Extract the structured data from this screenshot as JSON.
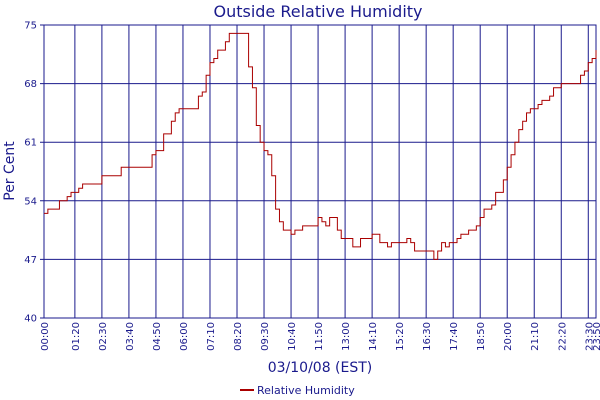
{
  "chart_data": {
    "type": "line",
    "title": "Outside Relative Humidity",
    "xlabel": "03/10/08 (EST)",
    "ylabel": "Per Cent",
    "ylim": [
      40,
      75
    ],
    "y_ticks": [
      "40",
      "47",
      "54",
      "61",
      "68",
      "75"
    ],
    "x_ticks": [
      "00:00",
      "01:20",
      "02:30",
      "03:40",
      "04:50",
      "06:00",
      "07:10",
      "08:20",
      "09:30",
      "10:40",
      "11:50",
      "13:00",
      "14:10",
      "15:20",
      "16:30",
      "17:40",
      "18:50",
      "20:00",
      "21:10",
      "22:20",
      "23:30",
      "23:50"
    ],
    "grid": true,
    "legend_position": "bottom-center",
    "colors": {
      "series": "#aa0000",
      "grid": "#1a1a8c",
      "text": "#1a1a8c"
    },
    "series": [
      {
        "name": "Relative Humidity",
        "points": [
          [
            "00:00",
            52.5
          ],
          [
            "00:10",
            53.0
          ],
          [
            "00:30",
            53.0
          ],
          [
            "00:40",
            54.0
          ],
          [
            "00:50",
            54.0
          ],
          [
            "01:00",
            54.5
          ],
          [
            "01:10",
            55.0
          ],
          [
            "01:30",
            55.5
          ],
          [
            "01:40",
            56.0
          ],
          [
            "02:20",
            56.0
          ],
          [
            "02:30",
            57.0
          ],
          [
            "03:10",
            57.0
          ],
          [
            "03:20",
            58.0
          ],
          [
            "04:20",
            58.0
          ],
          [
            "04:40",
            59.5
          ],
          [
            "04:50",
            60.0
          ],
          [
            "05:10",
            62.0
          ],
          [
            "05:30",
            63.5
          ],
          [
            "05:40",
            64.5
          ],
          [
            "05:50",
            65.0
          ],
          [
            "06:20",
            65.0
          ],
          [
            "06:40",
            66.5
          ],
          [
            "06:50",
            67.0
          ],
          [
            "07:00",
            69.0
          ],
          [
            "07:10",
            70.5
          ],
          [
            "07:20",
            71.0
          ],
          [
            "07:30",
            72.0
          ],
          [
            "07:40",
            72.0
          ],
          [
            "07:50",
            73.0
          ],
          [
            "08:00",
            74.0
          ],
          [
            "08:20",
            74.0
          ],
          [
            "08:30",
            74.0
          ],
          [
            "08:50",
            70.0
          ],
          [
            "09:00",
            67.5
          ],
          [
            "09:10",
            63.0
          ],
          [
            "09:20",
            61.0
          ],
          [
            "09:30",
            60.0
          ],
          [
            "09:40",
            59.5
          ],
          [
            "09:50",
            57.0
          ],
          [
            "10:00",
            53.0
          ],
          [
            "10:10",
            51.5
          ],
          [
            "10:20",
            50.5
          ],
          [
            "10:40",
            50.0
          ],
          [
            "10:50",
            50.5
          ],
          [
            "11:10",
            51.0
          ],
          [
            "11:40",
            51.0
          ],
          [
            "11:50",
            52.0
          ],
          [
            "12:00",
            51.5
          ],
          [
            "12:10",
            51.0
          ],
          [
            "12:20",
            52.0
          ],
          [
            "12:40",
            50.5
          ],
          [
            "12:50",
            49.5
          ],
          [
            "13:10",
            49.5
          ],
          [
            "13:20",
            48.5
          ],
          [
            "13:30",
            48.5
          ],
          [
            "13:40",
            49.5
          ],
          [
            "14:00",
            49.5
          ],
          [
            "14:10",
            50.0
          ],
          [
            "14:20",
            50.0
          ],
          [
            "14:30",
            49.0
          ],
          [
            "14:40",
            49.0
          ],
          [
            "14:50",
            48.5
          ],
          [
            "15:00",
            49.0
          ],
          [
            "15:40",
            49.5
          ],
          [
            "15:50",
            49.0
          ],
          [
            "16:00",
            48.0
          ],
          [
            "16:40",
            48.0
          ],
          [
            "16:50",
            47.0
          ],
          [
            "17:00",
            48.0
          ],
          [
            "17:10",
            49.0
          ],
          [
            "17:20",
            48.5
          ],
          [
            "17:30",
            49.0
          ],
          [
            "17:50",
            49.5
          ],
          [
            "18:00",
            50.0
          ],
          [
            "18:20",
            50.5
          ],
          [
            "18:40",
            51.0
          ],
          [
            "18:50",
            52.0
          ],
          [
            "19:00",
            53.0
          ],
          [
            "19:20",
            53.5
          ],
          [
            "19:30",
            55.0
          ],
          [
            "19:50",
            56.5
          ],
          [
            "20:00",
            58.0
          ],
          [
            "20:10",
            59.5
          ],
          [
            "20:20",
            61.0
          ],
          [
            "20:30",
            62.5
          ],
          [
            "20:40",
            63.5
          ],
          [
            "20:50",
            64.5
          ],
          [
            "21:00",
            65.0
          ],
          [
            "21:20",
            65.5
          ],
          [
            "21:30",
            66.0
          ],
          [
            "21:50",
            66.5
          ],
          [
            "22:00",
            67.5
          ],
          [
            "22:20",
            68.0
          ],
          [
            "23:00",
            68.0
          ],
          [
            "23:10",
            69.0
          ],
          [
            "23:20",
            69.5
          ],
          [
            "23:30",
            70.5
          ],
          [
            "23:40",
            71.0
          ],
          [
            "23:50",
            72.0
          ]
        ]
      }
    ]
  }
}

------------------------

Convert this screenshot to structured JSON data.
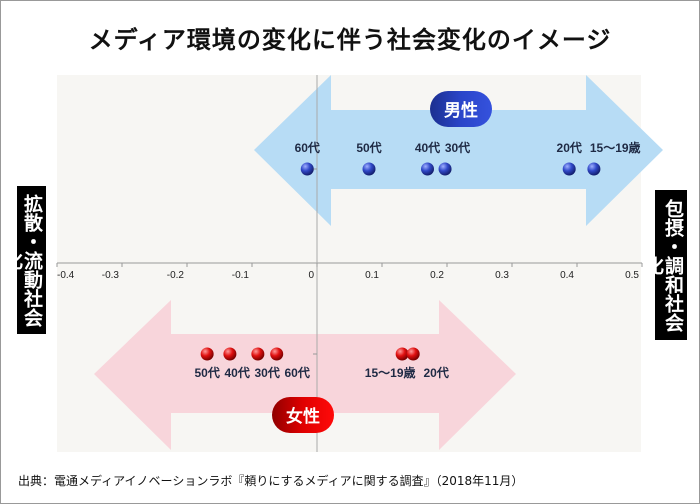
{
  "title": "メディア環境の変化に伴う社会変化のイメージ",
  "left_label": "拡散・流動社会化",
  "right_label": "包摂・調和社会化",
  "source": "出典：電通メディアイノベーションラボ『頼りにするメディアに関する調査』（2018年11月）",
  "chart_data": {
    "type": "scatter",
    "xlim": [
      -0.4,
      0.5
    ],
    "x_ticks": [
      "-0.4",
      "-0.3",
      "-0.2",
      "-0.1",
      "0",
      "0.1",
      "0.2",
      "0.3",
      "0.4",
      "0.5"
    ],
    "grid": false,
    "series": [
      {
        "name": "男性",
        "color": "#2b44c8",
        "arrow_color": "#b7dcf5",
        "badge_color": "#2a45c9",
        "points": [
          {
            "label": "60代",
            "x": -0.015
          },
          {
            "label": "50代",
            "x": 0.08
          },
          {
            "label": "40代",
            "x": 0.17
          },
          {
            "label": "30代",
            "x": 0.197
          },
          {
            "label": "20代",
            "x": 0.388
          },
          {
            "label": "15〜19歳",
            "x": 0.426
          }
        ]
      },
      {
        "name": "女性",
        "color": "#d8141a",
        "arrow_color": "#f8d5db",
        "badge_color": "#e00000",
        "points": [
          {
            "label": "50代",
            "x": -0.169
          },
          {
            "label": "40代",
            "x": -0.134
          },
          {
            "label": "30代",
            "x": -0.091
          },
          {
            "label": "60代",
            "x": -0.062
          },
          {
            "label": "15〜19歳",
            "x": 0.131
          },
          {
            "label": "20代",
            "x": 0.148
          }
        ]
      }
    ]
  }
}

------------------------

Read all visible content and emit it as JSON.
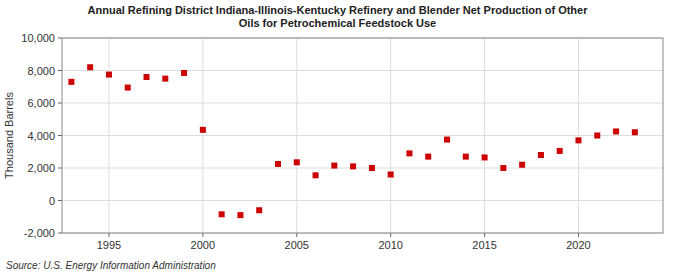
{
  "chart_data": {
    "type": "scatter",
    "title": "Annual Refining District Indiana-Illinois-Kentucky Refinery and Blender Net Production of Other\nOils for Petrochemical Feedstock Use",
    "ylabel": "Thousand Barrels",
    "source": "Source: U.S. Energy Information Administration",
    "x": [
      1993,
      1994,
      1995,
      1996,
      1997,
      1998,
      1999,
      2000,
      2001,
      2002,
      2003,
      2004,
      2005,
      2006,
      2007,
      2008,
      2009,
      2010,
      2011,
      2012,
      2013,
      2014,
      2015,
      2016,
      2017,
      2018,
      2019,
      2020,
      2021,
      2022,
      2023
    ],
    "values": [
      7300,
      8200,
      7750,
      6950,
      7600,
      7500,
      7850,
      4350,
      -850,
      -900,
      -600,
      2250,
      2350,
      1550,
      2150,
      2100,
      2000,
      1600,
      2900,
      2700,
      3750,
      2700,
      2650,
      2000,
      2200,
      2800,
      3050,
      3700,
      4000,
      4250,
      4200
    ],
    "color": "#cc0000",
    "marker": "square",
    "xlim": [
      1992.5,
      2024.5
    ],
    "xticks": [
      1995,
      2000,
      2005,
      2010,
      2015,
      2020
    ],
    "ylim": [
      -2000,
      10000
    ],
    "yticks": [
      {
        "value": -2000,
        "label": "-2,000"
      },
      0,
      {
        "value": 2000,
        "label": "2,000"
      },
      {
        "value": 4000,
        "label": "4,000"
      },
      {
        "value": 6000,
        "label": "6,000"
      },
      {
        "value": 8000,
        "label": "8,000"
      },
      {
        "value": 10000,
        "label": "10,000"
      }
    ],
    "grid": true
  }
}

------------------------

→ WORK INSTRUCTIONS:
Select every line above that contains the word "title", and copy it.

→ THE ANSWER:
    "title": "Outside Relative Humidity",
  "title": "メディア環境の変化に伴う社会変化のイメージ",
    "title": "Annual Refining District Indiana-Illinois-Kentucky Refinery and Blender Net Production of Other\nOils for Petrochemical Feedstock Use",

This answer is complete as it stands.